• TASK DIRECTIONS: Track down the lines that contain "Sitzungsvorstand" and copy them.

(Lines of data)
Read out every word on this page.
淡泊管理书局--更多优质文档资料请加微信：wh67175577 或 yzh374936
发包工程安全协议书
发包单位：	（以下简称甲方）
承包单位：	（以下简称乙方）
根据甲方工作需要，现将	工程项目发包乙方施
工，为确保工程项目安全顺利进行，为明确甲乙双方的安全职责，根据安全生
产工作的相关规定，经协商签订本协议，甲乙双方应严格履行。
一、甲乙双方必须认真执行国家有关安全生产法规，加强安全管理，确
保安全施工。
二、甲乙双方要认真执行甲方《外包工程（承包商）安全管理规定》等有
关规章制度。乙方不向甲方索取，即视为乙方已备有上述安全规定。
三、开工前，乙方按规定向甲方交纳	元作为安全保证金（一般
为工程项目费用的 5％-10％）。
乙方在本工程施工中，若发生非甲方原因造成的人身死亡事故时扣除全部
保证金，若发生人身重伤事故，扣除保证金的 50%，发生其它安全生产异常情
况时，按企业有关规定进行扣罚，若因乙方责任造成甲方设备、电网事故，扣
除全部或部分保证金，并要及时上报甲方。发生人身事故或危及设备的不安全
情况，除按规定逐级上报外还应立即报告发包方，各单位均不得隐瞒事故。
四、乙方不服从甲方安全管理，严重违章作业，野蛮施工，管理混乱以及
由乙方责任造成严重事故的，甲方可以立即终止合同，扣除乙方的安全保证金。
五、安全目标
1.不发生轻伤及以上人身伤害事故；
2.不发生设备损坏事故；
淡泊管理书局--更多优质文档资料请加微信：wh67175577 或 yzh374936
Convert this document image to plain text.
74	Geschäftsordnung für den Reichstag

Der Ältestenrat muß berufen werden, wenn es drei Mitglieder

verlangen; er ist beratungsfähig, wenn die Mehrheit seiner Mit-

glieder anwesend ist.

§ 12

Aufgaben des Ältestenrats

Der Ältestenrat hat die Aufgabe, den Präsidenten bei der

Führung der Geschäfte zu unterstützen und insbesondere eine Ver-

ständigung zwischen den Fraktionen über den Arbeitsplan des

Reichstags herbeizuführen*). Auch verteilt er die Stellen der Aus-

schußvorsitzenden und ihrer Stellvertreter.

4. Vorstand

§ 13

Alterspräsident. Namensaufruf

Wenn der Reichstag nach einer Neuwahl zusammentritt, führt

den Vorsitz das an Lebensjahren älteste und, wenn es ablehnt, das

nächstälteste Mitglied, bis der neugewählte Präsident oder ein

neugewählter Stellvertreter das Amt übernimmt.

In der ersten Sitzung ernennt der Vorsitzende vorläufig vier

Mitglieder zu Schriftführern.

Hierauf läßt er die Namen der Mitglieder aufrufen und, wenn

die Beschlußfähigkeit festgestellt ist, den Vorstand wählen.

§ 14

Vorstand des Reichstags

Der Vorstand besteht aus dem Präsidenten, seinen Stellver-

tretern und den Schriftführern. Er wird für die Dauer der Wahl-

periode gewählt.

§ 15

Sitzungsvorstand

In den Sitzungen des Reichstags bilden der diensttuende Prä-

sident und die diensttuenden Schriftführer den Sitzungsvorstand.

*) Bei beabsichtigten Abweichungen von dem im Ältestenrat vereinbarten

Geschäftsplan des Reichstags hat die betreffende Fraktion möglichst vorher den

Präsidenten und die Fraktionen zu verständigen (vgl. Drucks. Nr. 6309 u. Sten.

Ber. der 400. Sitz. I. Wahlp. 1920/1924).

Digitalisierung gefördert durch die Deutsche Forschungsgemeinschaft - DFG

• THE OUTPUT:
Sitzungsvorstand
sident und die diensttuenden Schriftführer den Sitzungsvorstand.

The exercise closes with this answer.